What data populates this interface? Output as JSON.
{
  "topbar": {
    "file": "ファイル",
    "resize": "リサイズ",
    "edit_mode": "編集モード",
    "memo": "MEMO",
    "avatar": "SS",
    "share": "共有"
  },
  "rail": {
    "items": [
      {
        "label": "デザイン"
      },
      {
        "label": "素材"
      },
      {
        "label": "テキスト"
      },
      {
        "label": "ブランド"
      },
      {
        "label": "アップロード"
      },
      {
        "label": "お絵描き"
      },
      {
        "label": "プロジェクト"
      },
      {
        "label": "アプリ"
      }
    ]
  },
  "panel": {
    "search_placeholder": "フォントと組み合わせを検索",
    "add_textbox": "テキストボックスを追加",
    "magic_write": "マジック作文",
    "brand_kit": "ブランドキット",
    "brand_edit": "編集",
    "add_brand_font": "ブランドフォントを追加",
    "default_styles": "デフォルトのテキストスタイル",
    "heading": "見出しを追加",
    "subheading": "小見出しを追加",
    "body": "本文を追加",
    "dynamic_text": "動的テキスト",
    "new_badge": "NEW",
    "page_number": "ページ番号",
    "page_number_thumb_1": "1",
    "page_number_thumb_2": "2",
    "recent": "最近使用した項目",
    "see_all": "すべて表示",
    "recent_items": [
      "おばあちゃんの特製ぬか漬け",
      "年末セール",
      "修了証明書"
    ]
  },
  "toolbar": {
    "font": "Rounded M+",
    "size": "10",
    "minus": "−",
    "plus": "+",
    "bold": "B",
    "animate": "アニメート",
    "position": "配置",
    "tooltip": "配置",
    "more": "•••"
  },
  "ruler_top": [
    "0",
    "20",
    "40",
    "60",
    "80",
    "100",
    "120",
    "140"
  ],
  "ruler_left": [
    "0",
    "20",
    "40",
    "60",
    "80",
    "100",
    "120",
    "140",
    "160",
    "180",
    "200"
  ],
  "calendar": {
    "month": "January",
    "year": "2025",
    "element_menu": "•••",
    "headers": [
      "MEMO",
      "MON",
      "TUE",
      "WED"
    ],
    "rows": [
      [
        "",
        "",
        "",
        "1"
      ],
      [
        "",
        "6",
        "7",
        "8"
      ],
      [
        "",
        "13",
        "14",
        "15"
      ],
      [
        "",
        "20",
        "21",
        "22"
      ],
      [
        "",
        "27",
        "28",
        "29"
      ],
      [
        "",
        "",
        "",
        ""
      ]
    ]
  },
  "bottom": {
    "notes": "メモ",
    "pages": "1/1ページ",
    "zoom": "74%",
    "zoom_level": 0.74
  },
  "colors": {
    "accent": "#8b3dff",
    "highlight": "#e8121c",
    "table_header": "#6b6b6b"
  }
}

§ **Your instructions**:
Every line of the material must be returned exactly as it appears.

§ **Finished exercise**:
What data populates this interface? Output as JSON.
{
  "topbar": {
    "file": "ファイル",
    "resize": "リサイズ",
    "edit_mode": "編集モード",
    "memo": "MEMO",
    "avatar": "SS",
    "share": "共有"
  },
  "rail": {
    "items": [
      {
        "label": "デザイン"
      },
      {
        "label": "素材"
      },
      {
        "label": "テキスト"
      },
      {
        "label": "ブランド"
      },
      {
        "label": "アップロード"
      },
      {
        "label": "お絵描き"
      },
      {
        "label": "プロジェクト"
      },
      {
        "label": "アプリ"
      }
    ]
  },
  "panel": {
    "search_placeholder": "フォントと組み合わせを検索",
    "add_textbox": "テキストボックスを追加",
    "magic_write": "マジック作文",
    "brand_kit": "ブランドキット",
    "brand_edit": "編集",
    "add_brand_font": "ブランドフォントを追加",
    "default_styles": "デフォルトのテキストスタイル",
    "heading": "見出しを追加",
    "subheading": "小見出しを追加",
    "body": "本文を追加",
    "dynamic_text": "動的テキスト",
    "new_badge": "NEW",
    "page_number": "ページ番号",
    "page_number_thumb_1": "1",
    "page_number_thumb_2": "2",
    "recent": "最近使用した項目",
    "see_all": "すべて表示",
    "recent_items": [
      "おばあちゃんの特製ぬか漬け",
      "年末セール",
      "修了証明書"
    ]
  },
  "toolbar": {
    "font": "Rounded M+",
    "size": "10",
    "minus": "−",
    "plus": "+",
    "bold": "B",
    "animate": "アニメート",
    "position": "配置",
    "tooltip": "配置",
    "more": "•••"
  },
  "ruler_top": [
    "0",
    "20",
    "40",
    "60",
    "80",
    "100",
    "120",
    "140"
  ],
  "ruler_left": [
    "0",
    "20",
    "40",
    "60",
    "80",
    "100",
    "120",
    "140",
    "160",
    "180",
    "200"
  ],
  "calendar": {
    "month": "January",
    "year": "2025",
    "element_menu": "•••",
    "headers": [
      "MEMO",
      "MON",
      "TUE",
      "WED"
    ],
    "rows": [
      [
        "",
        "",
        "",
        "1"
      ],
      [
        "",
        "6",
        "7",
        "8"
      ],
      [
        "",
        "13",
        "14",
        "15"
      ],
      [
        "",
        "20",
        "21",
        "22"
      ],
      [
        "",
        "27",
        "28",
        "29"
      ],
      [
        "",
        "",
        "",
        ""
      ]
    ]
  },
  "bottom": {
    "notes": "メモ",
    "pages": "1/1ページ",
    "zoom": "74%",
    "zoom_level": 0.74
  },
  "colors": {
    "accent": "#8b3dff",
    "highlight": "#e8121c",
    "table_header": "#6b6b6b"
  }
}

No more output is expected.